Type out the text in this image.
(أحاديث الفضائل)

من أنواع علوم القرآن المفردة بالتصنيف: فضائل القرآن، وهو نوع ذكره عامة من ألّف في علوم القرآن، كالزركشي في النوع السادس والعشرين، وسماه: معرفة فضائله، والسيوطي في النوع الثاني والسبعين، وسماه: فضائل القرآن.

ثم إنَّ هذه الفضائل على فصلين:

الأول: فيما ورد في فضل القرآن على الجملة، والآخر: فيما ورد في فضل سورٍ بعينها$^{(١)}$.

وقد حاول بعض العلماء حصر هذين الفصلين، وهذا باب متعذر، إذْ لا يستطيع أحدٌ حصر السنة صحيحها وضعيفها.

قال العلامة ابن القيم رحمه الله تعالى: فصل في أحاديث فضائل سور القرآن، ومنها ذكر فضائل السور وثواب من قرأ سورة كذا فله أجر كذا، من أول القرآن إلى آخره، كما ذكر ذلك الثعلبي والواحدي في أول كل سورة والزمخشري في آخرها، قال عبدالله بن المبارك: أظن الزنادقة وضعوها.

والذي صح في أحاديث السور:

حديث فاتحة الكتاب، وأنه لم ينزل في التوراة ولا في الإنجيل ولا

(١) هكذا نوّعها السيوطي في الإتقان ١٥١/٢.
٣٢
****************************************
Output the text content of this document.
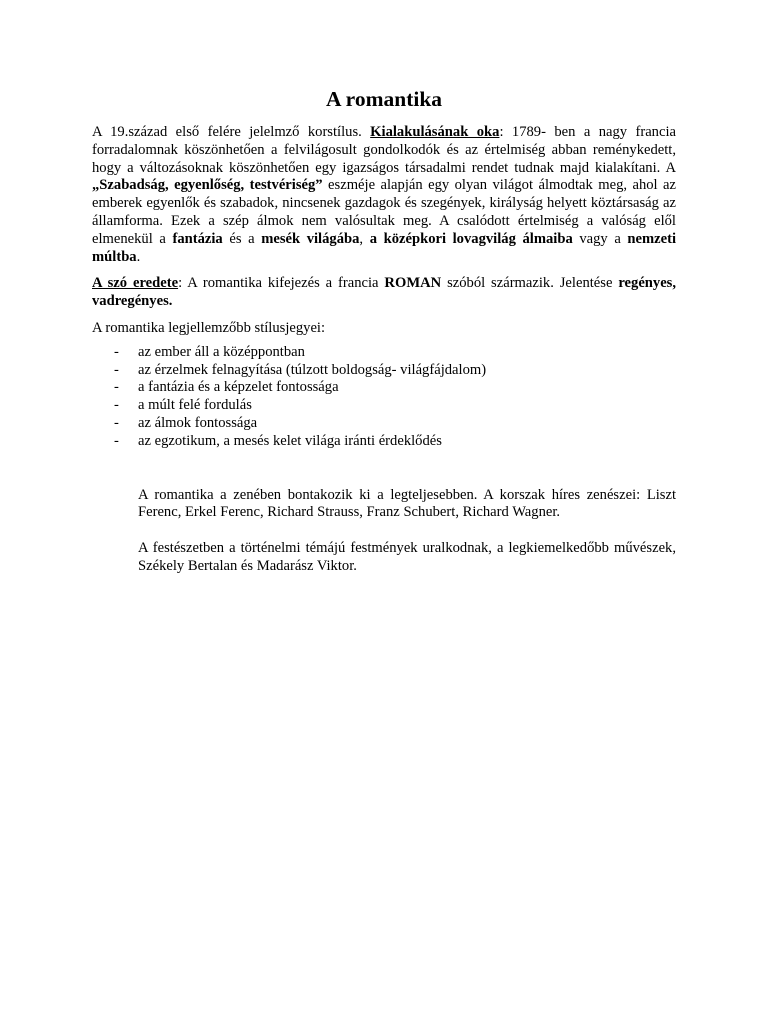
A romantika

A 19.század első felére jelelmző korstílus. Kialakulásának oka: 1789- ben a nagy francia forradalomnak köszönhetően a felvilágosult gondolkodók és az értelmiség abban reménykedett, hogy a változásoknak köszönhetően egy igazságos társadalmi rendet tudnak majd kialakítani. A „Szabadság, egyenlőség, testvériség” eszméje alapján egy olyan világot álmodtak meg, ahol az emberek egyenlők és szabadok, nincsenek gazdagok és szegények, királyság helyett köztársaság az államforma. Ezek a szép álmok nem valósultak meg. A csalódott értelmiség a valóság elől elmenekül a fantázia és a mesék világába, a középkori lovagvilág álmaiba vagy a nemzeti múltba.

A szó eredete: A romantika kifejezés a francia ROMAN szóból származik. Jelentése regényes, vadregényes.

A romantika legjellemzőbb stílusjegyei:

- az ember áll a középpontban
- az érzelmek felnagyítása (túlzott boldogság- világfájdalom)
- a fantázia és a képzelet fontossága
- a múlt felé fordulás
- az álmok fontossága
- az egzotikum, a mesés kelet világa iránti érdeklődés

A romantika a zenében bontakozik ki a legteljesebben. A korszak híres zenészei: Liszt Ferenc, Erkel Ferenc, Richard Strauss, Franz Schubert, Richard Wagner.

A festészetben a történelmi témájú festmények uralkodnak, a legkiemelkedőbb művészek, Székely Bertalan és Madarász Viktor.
****************************************
* [PROBLEM TO SOLVE] Show the lines that mention the word "الفضائل".

* [SOLUTION FOR THIS EXERCISE]
(أحاديث الفضائل)
ثم إنَّ هذه الفضائل على فصلين:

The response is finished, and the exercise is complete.